» **Task A**
Rewrite the part of the entries that opens with the line containing "y-tick-label: 2.00 xyxy=(899,457,915,466)" and closes with the line containing "ratio-label: 3.764 xyxy=(647,131,668,140)", replacing each occurrence of "point-box" with "marker-box" and leaving everything else unchanged. Return only those lines.

To justify that claim, I first need to define Φ.  Strikingly, despite the large literature about Φ, I had a hard time finding a clear mathematical definition of it—one that not only listed formulas but fully defined the structures that the formulas were talking about.  Complicating matters further, there are several competing definitions of Φ in the literature, including ΦDM (discrete memoryless), ΦE (empirical), and ΦAR (autoregressive), which apply in different contexts (e.g., some take time evolution into account and others don’t).  Nevertheless, I think I can define Φ in a way that will make sense to theoretical computer scientists.  And crucially, the broad point I want to make about Φ won’t depend much on the details of its formalization anyway.

We consider a discrete system in a state x=(x1,…,xn)∈Sn, where S is a finite alphabet (the simplest case is S={0,1}).  We imagine that the system evolves via an “updating function” f:Sn→Sn. Then the question that interests us is whether the xi‘s can be partitioned into two sets A and B, of roughly comparable size, such that the updates to the variables in A don’t depend very much on the variables in B and vice versa.  If such a partition exists, then we say that the computation of f does not involve “global integration of information,” which on Tononi’s theory is a defining aspect of consciousness.

More formally, given a partition (A,B) of {1,…,n}, let us write an input y=(y1,…,yn)∈Sn to f in the form (yA,yB), where yA consists of the y variables in A and yB consists of the y variables in B.  Then we can think of f as mapping an input pair (yA,yB) to an output pair (zA,zB).  Now, we define the “effective information” EI(A→B) as H(zB | A random, yB=xB).  Or in words, EI(A→B) is the Shannon entropy of the output variables in B, if the input variables in A are drawn uniformly at random, while the input variables in B are fixed to their values in x.  It’s a measure of the dependence of B on A in the computation of f(x).  Similarly, we define

EI(B→A) := H(zA | B random, yA=xA).

We then consider the sum

Φ(A,B) := EI(A→B) + EI(B→A).

Intuitively, we’d like the integrated information Φ=Φ(f,x) be the minimum of Φ(A,B), over all 2n-2 possible partitions of {1,…,n} into nonempty sets A and B.  The idea is that Φ should be large, if and only if it’s not possible to partition the variables into two sets A and B, in such a way that not much information flows from A to B or vice versa when f(x) is computed.

However, no sooner do we propose this than we notice a technical problem.  What if A is much larger than B, or vice versa?  As an extreme case, what if A={1,…,n-1} and B={n}?  In that case, we’ll have Φ(A,B)≤2log2|S|, but only for the boring reason that there’s hardly any entropy in B as a whole, to either influence A or be influenced by it.  For this reason, Tononi proposes a fix where we normalize each Φ(A,B) by dividing it by min{|A|,|B|}.  He then defines the integrated information Φ to be Φ(A,B), for whichever partition (A,B) minimizes the ratio Φ(A,B) / min{|A|,|B|}.  (Unless I missed it, Tononi never specifies what we should do if there are multiple (A,B)’s that all achieve the same minimum of Φ(A,B) / min{|A|,|B|}.  I’ll return to that point later, along with other idiosyncrasies of the normalization procedure.)

» **Information supplied**

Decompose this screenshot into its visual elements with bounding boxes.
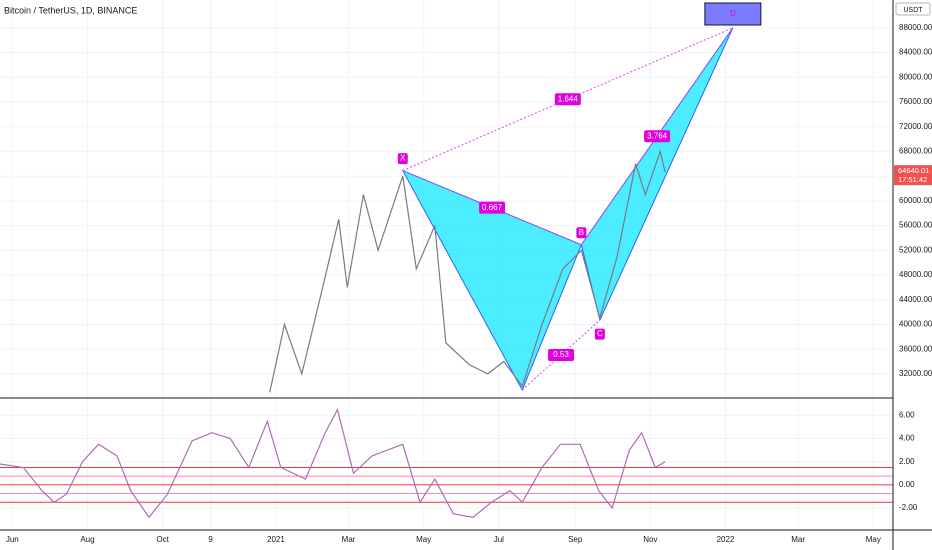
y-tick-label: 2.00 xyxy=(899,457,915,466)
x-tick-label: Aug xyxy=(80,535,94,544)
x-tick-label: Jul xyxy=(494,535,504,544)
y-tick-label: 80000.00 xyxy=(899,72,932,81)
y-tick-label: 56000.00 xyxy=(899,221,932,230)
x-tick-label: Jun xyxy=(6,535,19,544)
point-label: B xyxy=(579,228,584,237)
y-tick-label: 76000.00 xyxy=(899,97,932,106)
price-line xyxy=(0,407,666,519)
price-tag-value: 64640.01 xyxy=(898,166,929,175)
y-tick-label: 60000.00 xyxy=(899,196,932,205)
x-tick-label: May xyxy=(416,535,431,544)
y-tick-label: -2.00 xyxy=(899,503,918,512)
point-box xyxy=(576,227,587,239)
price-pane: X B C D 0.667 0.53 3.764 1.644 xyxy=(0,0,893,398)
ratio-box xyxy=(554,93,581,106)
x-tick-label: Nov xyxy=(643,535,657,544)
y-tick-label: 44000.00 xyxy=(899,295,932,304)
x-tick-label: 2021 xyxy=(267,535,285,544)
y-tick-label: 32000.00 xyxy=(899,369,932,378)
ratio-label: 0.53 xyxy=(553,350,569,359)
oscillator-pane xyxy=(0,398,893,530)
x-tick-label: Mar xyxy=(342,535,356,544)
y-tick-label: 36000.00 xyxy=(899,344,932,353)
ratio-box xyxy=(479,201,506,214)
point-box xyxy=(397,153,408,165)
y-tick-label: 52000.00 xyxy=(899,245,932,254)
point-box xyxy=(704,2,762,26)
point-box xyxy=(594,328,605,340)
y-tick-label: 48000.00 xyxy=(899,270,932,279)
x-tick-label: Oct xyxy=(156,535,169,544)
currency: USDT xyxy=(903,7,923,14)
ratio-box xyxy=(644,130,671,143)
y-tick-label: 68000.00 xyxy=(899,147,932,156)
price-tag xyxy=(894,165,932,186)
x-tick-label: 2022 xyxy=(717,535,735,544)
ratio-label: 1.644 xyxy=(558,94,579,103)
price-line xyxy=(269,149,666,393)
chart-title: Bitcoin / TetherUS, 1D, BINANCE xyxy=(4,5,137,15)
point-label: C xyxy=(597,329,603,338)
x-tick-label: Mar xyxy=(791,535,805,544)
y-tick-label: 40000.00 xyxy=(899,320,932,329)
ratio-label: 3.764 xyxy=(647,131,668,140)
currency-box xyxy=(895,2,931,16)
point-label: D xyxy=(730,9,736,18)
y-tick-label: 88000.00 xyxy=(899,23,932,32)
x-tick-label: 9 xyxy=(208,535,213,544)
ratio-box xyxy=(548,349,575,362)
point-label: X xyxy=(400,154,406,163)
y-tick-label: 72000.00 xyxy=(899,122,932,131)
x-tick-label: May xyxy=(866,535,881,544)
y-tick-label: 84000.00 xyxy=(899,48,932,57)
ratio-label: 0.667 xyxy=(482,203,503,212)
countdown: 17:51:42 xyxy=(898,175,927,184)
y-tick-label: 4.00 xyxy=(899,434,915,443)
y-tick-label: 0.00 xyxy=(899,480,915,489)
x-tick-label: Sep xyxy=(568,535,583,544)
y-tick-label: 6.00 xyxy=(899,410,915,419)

==

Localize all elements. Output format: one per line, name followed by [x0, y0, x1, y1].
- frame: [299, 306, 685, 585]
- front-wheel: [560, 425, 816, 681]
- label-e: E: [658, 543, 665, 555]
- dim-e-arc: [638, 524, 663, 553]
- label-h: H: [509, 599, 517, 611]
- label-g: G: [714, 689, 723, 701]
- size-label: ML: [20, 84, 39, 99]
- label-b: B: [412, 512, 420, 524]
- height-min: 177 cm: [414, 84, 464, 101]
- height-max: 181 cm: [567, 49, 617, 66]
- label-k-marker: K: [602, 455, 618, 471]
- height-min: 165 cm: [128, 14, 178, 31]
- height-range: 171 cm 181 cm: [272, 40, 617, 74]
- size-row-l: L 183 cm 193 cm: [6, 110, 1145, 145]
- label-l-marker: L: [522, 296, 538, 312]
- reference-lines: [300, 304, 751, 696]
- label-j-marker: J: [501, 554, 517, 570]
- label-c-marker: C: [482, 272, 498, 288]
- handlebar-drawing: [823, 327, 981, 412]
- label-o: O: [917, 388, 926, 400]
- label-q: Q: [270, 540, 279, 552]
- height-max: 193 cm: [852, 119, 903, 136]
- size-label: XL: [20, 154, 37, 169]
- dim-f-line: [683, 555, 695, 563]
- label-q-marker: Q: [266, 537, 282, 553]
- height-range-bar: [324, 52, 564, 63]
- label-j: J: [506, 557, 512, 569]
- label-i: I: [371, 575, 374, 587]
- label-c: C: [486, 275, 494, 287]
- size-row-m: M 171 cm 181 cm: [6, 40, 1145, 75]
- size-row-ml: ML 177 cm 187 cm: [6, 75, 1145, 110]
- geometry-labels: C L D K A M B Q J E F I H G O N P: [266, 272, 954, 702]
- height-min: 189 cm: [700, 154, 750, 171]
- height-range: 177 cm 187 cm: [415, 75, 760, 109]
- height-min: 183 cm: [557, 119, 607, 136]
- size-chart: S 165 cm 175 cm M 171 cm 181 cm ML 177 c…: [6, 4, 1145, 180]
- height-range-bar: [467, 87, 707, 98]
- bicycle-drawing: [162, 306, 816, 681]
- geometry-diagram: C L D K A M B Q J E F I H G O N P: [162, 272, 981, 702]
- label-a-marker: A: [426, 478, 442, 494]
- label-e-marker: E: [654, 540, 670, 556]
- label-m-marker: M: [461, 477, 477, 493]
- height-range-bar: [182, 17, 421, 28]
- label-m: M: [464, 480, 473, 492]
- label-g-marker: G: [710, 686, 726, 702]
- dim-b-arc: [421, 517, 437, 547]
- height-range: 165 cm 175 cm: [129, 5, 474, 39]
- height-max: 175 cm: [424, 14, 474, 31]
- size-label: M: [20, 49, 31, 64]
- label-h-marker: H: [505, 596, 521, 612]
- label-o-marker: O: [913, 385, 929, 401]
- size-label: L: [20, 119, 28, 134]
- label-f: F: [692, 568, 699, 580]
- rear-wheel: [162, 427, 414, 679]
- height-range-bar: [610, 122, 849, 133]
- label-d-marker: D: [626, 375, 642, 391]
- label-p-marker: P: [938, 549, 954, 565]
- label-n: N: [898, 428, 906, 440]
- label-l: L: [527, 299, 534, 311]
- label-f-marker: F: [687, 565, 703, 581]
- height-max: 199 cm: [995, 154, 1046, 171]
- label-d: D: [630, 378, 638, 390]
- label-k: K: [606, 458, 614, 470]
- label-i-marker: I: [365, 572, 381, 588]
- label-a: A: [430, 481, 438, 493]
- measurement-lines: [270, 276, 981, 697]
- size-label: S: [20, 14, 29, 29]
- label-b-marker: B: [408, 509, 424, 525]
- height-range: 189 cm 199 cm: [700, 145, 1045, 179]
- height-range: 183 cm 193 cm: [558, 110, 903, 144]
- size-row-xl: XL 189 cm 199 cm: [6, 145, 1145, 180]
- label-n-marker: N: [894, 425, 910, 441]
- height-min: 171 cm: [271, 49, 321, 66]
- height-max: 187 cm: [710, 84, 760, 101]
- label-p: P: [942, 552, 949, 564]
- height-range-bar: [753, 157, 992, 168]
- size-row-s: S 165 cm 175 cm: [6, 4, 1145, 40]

» **Task B**
Print, character for character, the part of the passage on integrated information that opens with the words containing "More formally, given" and closes with "Φ(A,B) := EI(A→B) + EI(B→A).".

» **Worked solution A**
y-tick-label: 2.00 xyxy=(899,457,915,466)
x-tick-label: Aug xyxy=(80,535,94,544)
x-tick-label: Jul xyxy=(494,535,504,544)
y-tick-label: 80000.00 xyxy=(899,72,932,81)
y-tick-label: 56000.00 xyxy=(899,221,932,230)
x-tick-label: Jun xyxy=(6,535,19,544)
point-label: B xyxy=(579,228,584,237)
y-tick-label: 76000.00 xyxy=(899,97,932,106)
price-line xyxy=(0,407,666,519)
price-tag-value: 64640.01 xyxy=(898,166,929,175)
y-tick-label: 60000.00 xyxy=(899,196,932,205)
x-tick-label: May xyxy=(416,535,431,544)
y-tick-label: -2.00 xyxy=(899,503,918,512)
marker-box xyxy=(576,227,587,239)
price-pane: X B C D 0.667 0.53 3.764 1.644 xyxy=(0,0,893,398)
ratio-box xyxy=(554,93,581,106)
x-tick-label: Nov xyxy=(643,535,657,544)
y-tick-label: 44000.00 xyxy=(899,295,932,304)
x-tick-label: 2021 xyxy=(267,535,285,544)
y-tick-label: 32000.00 xyxy=(899,369,932,378)
ratio-label: 0.53 xyxy=(553,350,569,359)
oscillator-pane xyxy=(0,398,893,530)
x-tick-label: Mar xyxy=(342,535,356,544)
y-tick-label: 36000.00 xyxy=(899,344,932,353)
ratio-box xyxy=(479,201,506,214)
marker-box xyxy=(397,153,408,165)
y-tick-label: 52000.00 xyxy=(899,245,932,254)
marker-box xyxy=(704,2,762,26)
marker-box xyxy=(594,328,605,340)
y-tick-label: 48000.00 xyxy=(899,270,932,279)
x-tick-label: Oct xyxy=(156,535,169,544)
currency: USDT xyxy=(903,7,923,14)
ratio-box xyxy=(644,130,671,143)
y-tick-label: 68000.00 xyxy=(899,147,932,156)
price-tag xyxy=(894,165,932,186)
x-tick-label: 2022 xyxy=(717,535,735,544)
ratio-label: 1.644 xyxy=(558,94,579,103)
price-line xyxy=(269,149,666,393)
chart-title: Bitcoin / TetherUS, 1D, BINANCE xyxy=(4,5,137,15)
point-label: C xyxy=(597,329,603,338)
x-tick-label: Mar xyxy=(791,535,805,544)
y-tick-label: 40000.00 xyxy=(899,320,932,329)
ratio-label: 3.764 xyxy=(647,131,668,140)

» **Worked solution B**
More formally, given a partition (A,B) of {1,…,n}, let us write an input y=(y1,…,yn)∈Sn to f in the form (yA,yB), where yA consists of the y variables in A and yB consists of the y variables in B.  Then we can think of f as mapping an input pair (yA,yB) to an output pair (zA,zB).  Now, we define the “effective information” EI(A→B) as H(zB | A random, yB=xB).  Or in words, EI(A→B) is the Shannon entropy of the output variables in B, if the input variables in A are drawn uniformly at random, while the input variables in B are fixed to their values in x.  It’s a measure of the dependence of B on A in the computation of f(x).  Similarly, we define

EI(B→A) := H(zA | B random, yA=xA).

We then consider the sum

Φ(A,B) := EI(A→B) + EI(B→A).